*What is required:*
Work out how many lines in the entries below include the word "vyučovat". Give nothing but the number.

(Stored records)

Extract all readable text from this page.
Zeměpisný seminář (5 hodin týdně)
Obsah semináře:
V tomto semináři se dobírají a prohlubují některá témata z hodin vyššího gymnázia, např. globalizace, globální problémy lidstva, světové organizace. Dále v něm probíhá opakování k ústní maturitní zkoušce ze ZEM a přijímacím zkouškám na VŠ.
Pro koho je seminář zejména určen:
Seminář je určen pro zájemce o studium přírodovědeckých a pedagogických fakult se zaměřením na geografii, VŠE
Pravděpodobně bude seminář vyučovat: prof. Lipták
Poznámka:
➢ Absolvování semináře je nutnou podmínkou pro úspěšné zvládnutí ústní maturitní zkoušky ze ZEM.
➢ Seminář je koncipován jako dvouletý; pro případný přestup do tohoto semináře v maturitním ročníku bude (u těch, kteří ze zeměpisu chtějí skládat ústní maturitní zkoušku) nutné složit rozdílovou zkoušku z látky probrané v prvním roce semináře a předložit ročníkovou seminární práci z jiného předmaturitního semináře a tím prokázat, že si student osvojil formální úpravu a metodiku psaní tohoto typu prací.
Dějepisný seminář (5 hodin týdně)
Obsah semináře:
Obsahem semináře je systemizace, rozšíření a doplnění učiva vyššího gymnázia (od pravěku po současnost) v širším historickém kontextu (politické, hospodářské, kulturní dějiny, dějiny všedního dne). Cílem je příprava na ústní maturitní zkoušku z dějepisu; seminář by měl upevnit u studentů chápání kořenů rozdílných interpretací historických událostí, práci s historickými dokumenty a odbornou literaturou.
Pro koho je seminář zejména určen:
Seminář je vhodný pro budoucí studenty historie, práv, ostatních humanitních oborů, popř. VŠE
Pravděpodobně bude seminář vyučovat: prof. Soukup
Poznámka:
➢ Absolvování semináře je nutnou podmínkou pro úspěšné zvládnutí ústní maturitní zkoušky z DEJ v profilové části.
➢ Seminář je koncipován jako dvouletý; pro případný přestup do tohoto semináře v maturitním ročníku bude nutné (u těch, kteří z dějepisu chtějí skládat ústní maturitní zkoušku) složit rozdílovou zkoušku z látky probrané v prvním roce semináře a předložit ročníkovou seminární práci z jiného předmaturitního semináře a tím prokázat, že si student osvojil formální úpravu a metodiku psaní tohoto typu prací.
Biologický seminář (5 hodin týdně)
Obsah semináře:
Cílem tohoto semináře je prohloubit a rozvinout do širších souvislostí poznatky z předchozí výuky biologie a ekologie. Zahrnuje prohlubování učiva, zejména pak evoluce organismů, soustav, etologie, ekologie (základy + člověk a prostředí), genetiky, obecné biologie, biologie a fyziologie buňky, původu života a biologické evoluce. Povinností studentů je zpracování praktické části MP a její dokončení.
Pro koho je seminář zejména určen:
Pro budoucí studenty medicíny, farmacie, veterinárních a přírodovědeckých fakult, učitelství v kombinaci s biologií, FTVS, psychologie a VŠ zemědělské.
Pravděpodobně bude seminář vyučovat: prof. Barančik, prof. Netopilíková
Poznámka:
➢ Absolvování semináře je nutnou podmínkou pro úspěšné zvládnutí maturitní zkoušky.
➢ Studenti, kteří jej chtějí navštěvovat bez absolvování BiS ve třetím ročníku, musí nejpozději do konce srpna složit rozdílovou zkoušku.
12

*The output:*
3